┏━━

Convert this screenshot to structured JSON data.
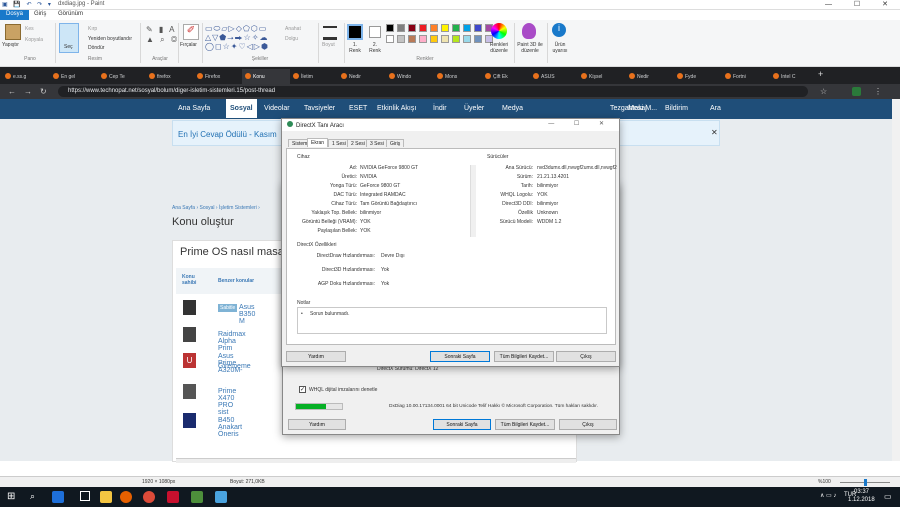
{
  "paint": {
    "title": "dxdiag.jpg - Paint",
    "tabs": [
      "Dosya",
      "Giriş",
      "Görünüm"
    ],
    "clipboard": {
      "paste": "Yapıştır",
      "cut": "Kes",
      "copy": "Kopyala",
      "group": "Pano"
    },
    "image": {
      "select": "Seç",
      "crop": "Kırp",
      "resize": "Yeniden boyutlandır",
      "rotate": "Döndür",
      "group": "Resim"
    },
    "tools": {
      "group": "Araçlar"
    },
    "brushes": "Fırçalar",
    "shapes": {
      "outline": "Anahat",
      "fill": "Dolgu",
      "group": "Şekiller"
    },
    "size": "Boyut",
    "color1": "1. Renk",
    "color2": "2. Renk",
    "edit_colors": "Renkleri düzenle",
    "paint3d": "Paint 3D ile düzenle",
    "product_alert": "Ürün uyarısı",
    "colors_group": "Renkler",
    "palette": [
      "#000000",
      "#7f7f7f",
      "#880015",
      "#ed1c24",
      "#ff7f27",
      "#fff200",
      "#22b14c",
      "#00a2e8",
      "#3f48cc",
      "#a349a4",
      "#ffffff",
      "#c3c3c3",
      "#b97a57",
      "#ffaec9",
      "#ffc90e",
      "#efe4b0",
      "#b5e61d",
      "#99d9ea",
      "#7092be",
      "#c8bfe7"
    ],
    "status": {
      "dimensions": "1920 × 1080px",
      "size": "Boyut: 271,0KB",
      "zoom": "%100"
    }
  },
  "browser": {
    "tabs": [
      "e.ss.g",
      "En gel",
      "Cep Te",
      "firefox",
      "Firefox",
      "Konu",
      "İletim",
      "Nedir",
      "Windo",
      "Mons",
      "Çift Ek",
      "ASUS",
      "Kişsel",
      "Nedir",
      "Fyde",
      "Fortni",
      "Intel C"
    ],
    "new_tab": "+",
    "url": "https://www.technopat.net/sosyal/bolum/diger-isletim-sistemleri.15/post-thread"
  },
  "site": {
    "nav": [
      "Ana Sayfa",
      "Sosyal",
      "Videolar",
      "Tavsiyeler",
      "ESET",
      "Etkinlik Akışı",
      "İndir",
      "Üyeler",
      "Medya"
    ],
    "nav_right": [
      "Tezgahtaki M...",
      "Mesaj",
      "Bildirim",
      "Ara"
    ],
    "notice": "En İyi Cevap Ödülü - Kasım",
    "breadcrumb": "Ana Sayfa › Sosyal › İşletim Sistemleri ›",
    "page_title": "Konu oluştur",
    "panel_title": "Prime OS nasıl masa",
    "col_owner": "Konu sahibi",
    "col_similar": "Benzer konular",
    "rows": [
      {
        "badge": "Sabitle",
        "text": "Asus B350 M"
      },
      {
        "text": "Raidmax Alpha Prim"
      },
      {
        "text": "Asus Prime A320M-",
        "text2": "Girememe"
      },
      {
        "text": "Prime X470 PRO sist"
      },
      {
        "text": "B450 Anakart Öneris"
      }
    ]
  },
  "dxdiag": {
    "title": "DirectX Tanı Aracı",
    "tabs": [
      "Sistem",
      "Ekran",
      "1 Sesi",
      "2 Sesi",
      "3 Sesi",
      "Giriş"
    ],
    "device_header": "Cihaz",
    "device": [
      [
        "Ad:",
        "NVIDIA GeForce 9800 GT"
      ],
      [
        "Üretici:",
        "NVIDIA"
      ],
      [
        "Yonga Türü:",
        "GeForce 9800 GT"
      ],
      [
        "DAC Türü:",
        "Integrated RAMDAC"
      ],
      [
        "Cihaz Türü:",
        "Tam Görüntü Bağdaştırıcı"
      ],
      [
        "Yaklaşık Top. Bellek:",
        "bilinmiyor"
      ],
      [
        "Görüntü Belleği (VRAM):",
        "YOK"
      ],
      [
        "Paylaşılan Bellek:",
        "YOK"
      ]
    ],
    "drivers_header": "Sürücüler",
    "drivers": [
      [
        "Ana Sürücü:",
        "nvd3dumx.dll,nvwgf2umx.dll,nvwgf2u"
      ],
      [
        "Sürüm:",
        "21.21.13.4201"
      ],
      [
        "Tarih:",
        "bilinmiyor"
      ],
      [
        "WHQL Logolu:",
        "YOK"
      ],
      [
        "Direct3D DDI:",
        "bilinmiyor"
      ],
      [
        "Özellik",
        "Unknown"
      ],
      [
        "Sürücü Modeli:",
        "WDDM 1.2"
      ]
    ],
    "features_header": "DirectX Özellikleri",
    "features": [
      [
        "DirectDraw Hızlandırması:",
        "Devre Dışı"
      ],
      [
        "Direct3D Hızlandırması:",
        "Yok"
      ],
      [
        "AGP Doku Hızlandırması:",
        "Yok"
      ]
    ],
    "notes_header": "Notlar",
    "notes": "Sorun bulunmadı.",
    "buttons": {
      "help": "Yardım",
      "next": "Sonraki Sayfa",
      "save": "Tüm Bilgileri Kaydet...",
      "exit": "Çıkış"
    }
  },
  "dxdiag_back": {
    "directx_version": "DirectX Sürümü:  DirectX 12",
    "whql_check": "WHQL dijital imzalarını denetle",
    "progress": 0.65,
    "footer": "DxDiag 10.00.17134.0001 64 bit Unicode  Telif Hakkı © Microsoft Corporation. Tüm hakları saklıdır."
  },
  "taskbar": {
    "time": "03:37",
    "date": "1.12.2018",
    "lang": "TUR"
  }
}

┗━━

Set exercise:
Reproduce every entry word for word, but omit the pictures.

Solution for this task:
Convert this screenshot to structured JSON data.
{
  "paint": {
    "title": "dxdiag.jpg - Paint",
    "tabs": [
      "Dosya",
      "Giriş",
      "Görünüm"
    ],
    "clipboard": {
      "paste": "Yapıştır",
      "cut": "Kes",
      "copy": "Kopyala",
      "group": "Pano"
    },
    "image": {
      "select": "Seç",
      "crop": "Kırp",
      "resize": "Yeniden boyutlandır",
      "rotate": "Döndür",
      "group": "Resim"
    },
    "tools": {
      "group": "Araçlar"
    },
    "brushes": "Fırçalar",
    "shapes": {
      "outline": "Anahat",
      "fill": "Dolgu",
      "group": "Şekiller"
    },
    "size": "Boyut",
    "color1": "1. Renk",
    "color2": "2. Renk",
    "edit_colors": "Renkleri düzenle",
    "paint3d": "Paint 3D ile düzenle",
    "product_alert": "Ürün uyarısı",
    "colors_group": "Renkler",
    "palette": [
      "#000000",
      "#7f7f7f",
      "#880015",
      "#ed1c24",
      "#ff7f27",
      "#fff200",
      "#22b14c",
      "#00a2e8",
      "#3f48cc",
      "#a349a4",
      "#ffffff",
      "#c3c3c3",
      "#b97a57",
      "#ffaec9",
      "#ffc90e",
      "#efe4b0",
      "#b5e61d",
      "#99d9ea",
      "#7092be",
      "#c8bfe7"
    ],
    "status": {
      "dimensions": "1920 × 1080px",
      "size": "Boyut: 271,0KB",
      "zoom": "%100"
    }
  },
  "browser": {
    "tabs": [
      "e.ss.g",
      "En gel",
      "Cep Te",
      "firefox",
      "Firefox",
      "Konu",
      "İletim",
      "Nedir",
      "Windo",
      "Mons",
      "Çift Ek",
      "ASUS",
      "Kişsel",
      "Nedir",
      "Fyde",
      "Fortni",
      "Intel C"
    ],
    "new_tab": "+",
    "url": "https://www.technopat.net/sosyal/bolum/diger-isletim-sistemleri.15/post-thread"
  },
  "site": {
    "nav": [
      "Ana Sayfa",
      "Sosyal",
      "Videolar",
      "Tavsiyeler",
      "ESET",
      "Etkinlik Akışı",
      "İndir",
      "Üyeler",
      "Medya"
    ],
    "nav_right": [
      "Tezgahtaki M...",
      "Mesaj",
      "Bildirim",
      "Ara"
    ],
    "notice": "En İyi Cevap Ödülü - Kasım",
    "breadcrumb": "Ana Sayfa › Sosyal › İşletim Sistemleri ›",
    "page_title": "Konu oluştur",
    "panel_title": "Prime OS nasıl masa",
    "col_owner": "Konu sahibi",
    "col_similar": "Benzer konular",
    "rows": [
      {
        "badge": "Sabitle",
        "text": "Asus B350 M"
      },
      {
        "text": "Raidmax Alpha Prim"
      },
      {
        "text": "Asus Prime A320M-",
        "text2": "Girememe"
      },
      {
        "text": "Prime X470 PRO sist"
      },
      {
        "text": "B450 Anakart Öneris"
      }
    ]
  },
  "dxdiag": {
    "title": "DirectX Tanı Aracı",
    "tabs": [
      "Sistem",
      "Ekran",
      "1 Sesi",
      "2 Sesi",
      "3 Sesi",
      "Giriş"
    ],
    "device_header": "Cihaz",
    "device": [
      [
        "Ad:",
        "NVIDIA GeForce 9800 GT"
      ],
      [
        "Üretici:",
        "NVIDIA"
      ],
      [
        "Yonga Türü:",
        "GeForce 9800 GT"
      ],
      [
        "DAC Türü:",
        "Integrated RAMDAC"
      ],
      [
        "Cihaz Türü:",
        "Tam Görüntü Bağdaştırıcı"
      ],
      [
        "Yaklaşık Top. Bellek:",
        "bilinmiyor"
      ],
      [
        "Görüntü Belleği (VRAM):",
        "YOK"
      ],
      [
        "Paylaşılan Bellek:",
        "YOK"
      ]
    ],
    "drivers_header": "Sürücüler",
    "drivers": [
      [
        "Ana Sürücü:",
        "nvd3dumx.dll,nvwgf2umx.dll,nvwgf2u"
      ],
      [
        "Sürüm:",
        "21.21.13.4201"
      ],
      [
        "Tarih:",
        "bilinmiyor"
      ],
      [
        "WHQL Logolu:",
        "YOK"
      ],
      [
        "Direct3D DDI:",
        "bilinmiyor"
      ],
      [
        "Özellik",
        "Unknown"
      ],
      [
        "Sürücü Modeli:",
        "WDDM 1.2"
      ]
    ],
    "features_header": "DirectX Özellikleri",
    "features": [
      [
        "DirectDraw Hızlandırması:",
        "Devre Dışı"
      ],
      [
        "Direct3D Hızlandırması:",
        "Yok"
      ],
      [
        "AGP Doku Hızlandırması:",
        "Yok"
      ]
    ],
    "notes_header": "Notlar",
    "notes": "Sorun bulunmadı.",
    "buttons": {
      "help": "Yardım",
      "next": "Sonraki Sayfa",
      "save": "Tüm Bilgileri Kaydet...",
      "exit": "Çıkış"
    }
  },
  "dxdiag_back": {
    "directx_version": "DirectX Sürümü:  DirectX 12",
    "whql_check": "WHQL dijital imzalarını denetle",
    "progress": 0.65,
    "footer": "DxDiag 10.00.17134.0001 64 bit Unicode  Telif Hakkı © Microsoft Corporation. Tüm hakları saklıdır."
  },
  "taskbar": {
    "time": "03:37",
    "date": "1.12.2018",
    "lang": "TUR"
  }
}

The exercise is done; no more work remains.